[Data items]
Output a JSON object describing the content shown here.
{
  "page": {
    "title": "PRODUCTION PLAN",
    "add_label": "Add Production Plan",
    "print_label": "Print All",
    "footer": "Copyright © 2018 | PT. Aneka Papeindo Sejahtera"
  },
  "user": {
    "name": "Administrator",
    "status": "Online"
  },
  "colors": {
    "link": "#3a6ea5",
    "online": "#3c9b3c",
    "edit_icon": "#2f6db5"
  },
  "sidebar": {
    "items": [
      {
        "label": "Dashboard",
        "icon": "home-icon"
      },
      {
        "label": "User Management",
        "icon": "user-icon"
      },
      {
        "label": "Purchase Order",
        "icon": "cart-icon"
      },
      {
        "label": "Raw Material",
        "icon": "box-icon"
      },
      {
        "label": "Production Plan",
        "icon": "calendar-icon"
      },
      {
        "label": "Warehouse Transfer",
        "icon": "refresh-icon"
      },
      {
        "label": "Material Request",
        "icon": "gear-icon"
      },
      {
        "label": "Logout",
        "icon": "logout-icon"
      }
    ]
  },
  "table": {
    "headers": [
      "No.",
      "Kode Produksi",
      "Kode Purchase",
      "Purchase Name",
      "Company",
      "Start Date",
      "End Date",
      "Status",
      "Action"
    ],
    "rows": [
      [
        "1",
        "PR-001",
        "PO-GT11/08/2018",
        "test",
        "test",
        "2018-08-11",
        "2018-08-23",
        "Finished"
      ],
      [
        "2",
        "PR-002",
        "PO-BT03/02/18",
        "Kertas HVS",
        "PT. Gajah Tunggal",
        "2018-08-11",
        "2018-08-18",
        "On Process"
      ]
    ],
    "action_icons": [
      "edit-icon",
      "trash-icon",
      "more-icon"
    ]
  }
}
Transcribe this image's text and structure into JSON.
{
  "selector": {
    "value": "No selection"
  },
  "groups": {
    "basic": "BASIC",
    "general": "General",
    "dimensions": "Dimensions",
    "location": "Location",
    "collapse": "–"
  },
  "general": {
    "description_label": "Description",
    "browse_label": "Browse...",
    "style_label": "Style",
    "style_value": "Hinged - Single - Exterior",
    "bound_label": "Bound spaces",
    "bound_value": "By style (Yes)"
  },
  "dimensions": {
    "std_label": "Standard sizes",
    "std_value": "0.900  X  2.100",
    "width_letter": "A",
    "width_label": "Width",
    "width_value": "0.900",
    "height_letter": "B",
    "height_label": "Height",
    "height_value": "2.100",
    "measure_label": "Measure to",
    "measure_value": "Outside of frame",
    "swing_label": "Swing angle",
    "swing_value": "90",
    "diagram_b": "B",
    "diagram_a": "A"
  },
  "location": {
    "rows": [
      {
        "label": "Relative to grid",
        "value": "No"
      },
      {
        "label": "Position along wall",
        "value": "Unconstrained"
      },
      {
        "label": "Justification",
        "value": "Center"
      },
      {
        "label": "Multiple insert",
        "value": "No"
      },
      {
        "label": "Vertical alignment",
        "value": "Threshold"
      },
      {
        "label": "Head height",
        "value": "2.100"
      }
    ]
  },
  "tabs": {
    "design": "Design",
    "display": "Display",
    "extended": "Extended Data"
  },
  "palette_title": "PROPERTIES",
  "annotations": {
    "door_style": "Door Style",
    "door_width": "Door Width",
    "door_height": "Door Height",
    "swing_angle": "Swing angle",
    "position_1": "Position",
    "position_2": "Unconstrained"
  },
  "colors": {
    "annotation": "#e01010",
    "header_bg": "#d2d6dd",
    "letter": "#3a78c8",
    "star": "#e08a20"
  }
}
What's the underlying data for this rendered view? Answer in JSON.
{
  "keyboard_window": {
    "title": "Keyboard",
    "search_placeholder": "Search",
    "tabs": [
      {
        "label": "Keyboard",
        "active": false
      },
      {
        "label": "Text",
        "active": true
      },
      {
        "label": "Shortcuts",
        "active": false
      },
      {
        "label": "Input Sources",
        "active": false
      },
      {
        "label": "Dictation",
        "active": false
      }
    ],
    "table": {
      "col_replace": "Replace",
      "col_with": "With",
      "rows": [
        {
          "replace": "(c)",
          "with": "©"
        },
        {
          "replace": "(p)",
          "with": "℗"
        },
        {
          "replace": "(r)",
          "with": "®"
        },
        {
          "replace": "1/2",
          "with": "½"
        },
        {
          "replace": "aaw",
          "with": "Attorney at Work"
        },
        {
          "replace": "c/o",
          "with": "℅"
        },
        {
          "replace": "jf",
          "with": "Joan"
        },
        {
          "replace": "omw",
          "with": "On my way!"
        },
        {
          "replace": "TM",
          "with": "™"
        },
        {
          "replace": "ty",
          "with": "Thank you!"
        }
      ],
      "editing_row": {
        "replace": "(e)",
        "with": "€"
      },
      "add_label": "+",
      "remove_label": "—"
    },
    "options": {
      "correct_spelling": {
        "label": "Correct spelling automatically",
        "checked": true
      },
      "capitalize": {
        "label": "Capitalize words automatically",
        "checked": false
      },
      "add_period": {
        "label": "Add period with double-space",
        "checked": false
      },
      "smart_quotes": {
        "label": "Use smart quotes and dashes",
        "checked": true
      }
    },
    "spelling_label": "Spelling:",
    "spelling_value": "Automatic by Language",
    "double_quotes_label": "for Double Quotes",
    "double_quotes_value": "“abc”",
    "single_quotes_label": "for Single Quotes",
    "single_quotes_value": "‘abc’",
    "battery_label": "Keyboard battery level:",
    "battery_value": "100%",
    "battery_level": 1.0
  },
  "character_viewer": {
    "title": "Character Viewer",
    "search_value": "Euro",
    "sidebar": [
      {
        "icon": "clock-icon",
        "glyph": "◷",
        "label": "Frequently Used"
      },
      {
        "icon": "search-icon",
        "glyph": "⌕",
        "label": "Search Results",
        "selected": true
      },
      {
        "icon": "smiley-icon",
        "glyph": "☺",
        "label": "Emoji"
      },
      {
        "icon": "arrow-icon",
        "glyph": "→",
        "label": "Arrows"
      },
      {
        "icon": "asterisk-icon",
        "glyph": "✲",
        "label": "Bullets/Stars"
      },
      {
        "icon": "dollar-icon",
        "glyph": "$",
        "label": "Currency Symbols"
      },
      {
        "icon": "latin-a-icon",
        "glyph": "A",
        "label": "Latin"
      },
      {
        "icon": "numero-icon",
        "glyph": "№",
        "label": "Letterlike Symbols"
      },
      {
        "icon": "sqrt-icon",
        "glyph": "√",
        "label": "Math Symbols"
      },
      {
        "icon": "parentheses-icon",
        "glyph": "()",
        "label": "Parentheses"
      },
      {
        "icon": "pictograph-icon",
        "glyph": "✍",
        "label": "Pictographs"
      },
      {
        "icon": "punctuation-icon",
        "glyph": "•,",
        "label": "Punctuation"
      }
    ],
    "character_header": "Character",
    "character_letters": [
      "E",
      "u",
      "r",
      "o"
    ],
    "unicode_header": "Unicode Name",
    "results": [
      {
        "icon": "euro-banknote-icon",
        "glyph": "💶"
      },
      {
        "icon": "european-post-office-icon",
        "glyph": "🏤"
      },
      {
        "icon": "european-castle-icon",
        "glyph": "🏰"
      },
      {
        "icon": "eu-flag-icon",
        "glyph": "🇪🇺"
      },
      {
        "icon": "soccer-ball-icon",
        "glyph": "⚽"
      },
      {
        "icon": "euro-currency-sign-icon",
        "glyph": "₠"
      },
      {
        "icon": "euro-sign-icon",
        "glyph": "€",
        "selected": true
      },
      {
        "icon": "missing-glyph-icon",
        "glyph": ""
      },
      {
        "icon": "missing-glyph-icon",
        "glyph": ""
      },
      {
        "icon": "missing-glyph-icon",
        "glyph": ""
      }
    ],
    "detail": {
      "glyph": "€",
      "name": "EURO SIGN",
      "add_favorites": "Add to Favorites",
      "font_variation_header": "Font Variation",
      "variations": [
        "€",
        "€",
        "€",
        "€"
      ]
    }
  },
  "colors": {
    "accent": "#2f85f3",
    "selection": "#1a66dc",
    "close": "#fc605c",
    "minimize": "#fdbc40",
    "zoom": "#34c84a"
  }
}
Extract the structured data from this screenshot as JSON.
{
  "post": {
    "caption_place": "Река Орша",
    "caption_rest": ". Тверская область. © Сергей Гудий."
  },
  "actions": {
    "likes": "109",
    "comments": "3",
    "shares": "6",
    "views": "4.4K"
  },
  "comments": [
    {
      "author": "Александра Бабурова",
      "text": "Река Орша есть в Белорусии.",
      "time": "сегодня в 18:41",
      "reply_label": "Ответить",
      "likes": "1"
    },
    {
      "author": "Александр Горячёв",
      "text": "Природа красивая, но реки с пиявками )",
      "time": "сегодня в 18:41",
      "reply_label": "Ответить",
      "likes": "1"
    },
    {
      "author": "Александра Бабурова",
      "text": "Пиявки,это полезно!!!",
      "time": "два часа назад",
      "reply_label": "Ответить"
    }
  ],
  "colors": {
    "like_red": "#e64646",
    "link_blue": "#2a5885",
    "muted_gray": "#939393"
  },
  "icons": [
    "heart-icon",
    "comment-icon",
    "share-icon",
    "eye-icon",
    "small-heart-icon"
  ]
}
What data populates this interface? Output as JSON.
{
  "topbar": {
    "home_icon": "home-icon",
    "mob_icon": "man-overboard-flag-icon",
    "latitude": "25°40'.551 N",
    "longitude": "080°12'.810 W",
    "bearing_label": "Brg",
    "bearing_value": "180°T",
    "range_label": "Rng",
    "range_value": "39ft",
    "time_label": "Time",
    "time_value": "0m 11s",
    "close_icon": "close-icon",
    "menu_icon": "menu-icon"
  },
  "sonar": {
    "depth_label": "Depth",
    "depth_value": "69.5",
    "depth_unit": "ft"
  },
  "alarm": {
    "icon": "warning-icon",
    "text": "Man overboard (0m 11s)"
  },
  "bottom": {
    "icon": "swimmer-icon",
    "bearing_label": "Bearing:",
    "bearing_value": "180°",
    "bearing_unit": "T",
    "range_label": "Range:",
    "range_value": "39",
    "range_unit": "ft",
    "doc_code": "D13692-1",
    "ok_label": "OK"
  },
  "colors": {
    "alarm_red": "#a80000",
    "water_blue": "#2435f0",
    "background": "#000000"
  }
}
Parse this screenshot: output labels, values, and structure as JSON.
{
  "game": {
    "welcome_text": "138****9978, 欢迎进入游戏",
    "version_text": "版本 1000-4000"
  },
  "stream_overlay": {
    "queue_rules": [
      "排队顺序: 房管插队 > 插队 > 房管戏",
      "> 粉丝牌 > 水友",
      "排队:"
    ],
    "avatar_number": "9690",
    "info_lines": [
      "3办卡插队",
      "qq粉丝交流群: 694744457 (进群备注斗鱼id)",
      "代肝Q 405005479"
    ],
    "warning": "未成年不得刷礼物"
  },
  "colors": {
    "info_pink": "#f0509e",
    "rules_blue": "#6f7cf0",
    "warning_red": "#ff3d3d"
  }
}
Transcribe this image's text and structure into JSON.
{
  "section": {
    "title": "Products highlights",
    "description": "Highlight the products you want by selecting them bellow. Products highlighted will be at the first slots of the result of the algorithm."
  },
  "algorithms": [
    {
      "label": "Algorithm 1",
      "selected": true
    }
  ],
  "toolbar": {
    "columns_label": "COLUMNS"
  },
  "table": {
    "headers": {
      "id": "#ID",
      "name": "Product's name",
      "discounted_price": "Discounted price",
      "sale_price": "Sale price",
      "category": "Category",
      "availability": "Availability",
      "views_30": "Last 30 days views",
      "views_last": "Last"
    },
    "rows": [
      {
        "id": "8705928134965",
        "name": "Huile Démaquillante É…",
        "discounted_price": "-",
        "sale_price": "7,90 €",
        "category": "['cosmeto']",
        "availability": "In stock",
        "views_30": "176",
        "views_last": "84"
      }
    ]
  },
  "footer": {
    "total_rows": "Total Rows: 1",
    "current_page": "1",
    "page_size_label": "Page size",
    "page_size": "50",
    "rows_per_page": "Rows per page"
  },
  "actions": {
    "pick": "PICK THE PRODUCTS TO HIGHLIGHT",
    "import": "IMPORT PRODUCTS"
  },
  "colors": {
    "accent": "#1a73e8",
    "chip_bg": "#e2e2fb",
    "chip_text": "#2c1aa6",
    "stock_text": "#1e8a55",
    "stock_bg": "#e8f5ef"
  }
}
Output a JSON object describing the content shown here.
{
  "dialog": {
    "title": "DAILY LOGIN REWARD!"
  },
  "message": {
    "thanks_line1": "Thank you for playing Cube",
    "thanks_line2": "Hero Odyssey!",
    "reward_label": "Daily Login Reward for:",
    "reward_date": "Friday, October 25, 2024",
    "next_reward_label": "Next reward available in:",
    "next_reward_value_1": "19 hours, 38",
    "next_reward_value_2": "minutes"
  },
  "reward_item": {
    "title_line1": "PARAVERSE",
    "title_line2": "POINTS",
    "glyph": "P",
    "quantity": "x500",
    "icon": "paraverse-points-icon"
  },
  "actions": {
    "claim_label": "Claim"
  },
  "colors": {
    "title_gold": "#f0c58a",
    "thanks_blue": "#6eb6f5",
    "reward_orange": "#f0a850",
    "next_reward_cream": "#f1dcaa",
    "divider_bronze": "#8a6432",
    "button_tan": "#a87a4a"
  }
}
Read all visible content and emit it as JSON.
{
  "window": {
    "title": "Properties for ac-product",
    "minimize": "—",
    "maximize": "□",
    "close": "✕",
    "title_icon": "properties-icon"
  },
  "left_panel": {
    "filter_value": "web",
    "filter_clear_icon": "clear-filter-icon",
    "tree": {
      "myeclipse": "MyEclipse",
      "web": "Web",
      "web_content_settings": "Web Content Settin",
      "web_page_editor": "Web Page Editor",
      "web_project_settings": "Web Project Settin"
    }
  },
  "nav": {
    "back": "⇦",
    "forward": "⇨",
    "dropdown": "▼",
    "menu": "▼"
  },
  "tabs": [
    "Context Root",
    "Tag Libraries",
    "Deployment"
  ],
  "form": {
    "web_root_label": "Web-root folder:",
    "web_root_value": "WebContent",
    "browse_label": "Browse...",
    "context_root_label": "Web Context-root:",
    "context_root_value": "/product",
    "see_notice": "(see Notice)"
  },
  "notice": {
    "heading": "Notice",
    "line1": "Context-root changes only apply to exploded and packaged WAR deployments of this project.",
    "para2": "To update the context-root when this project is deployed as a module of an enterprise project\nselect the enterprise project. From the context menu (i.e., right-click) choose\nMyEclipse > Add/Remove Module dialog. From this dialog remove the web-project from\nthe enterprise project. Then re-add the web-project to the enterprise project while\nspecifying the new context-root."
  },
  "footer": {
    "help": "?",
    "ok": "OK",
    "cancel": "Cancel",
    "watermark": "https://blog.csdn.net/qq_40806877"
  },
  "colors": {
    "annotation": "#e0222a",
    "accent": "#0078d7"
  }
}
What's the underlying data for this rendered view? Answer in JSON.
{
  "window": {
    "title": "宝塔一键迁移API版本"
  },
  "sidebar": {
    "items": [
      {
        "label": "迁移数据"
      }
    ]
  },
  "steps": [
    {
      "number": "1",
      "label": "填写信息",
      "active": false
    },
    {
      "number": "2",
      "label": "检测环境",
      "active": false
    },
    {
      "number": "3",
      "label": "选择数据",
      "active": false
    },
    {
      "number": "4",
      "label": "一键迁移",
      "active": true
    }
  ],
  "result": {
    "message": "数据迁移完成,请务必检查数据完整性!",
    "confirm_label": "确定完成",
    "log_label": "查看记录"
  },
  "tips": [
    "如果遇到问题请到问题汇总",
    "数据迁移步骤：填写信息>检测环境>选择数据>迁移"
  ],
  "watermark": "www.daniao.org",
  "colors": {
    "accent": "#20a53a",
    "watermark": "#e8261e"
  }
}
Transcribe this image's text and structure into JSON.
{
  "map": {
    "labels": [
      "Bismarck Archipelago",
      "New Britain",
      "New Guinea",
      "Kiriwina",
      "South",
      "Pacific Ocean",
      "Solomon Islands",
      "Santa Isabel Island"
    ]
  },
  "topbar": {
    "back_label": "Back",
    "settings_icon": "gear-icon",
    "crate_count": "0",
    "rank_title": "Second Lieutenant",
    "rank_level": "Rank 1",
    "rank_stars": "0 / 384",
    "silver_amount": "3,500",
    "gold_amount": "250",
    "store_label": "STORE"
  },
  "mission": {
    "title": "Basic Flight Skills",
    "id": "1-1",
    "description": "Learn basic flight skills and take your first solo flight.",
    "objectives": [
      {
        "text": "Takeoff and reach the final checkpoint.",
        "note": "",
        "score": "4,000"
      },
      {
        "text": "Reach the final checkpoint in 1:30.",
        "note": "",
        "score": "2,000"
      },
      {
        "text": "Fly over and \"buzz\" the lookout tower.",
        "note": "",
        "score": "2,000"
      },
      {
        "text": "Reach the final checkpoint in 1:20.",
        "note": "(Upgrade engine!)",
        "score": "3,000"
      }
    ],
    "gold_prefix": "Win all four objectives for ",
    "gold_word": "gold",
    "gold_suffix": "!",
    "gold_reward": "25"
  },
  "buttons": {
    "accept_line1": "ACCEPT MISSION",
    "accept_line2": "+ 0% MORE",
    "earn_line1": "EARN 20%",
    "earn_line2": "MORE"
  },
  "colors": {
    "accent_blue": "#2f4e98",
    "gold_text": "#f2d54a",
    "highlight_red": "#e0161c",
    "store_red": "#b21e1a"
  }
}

GIVEN REQUEST: Report back each line of the entries that holds the string "objectives".

SOLUTION TO THIS EXERCISE:
    "objectives": [
    "gold_prefix": "Win all four objectives for ",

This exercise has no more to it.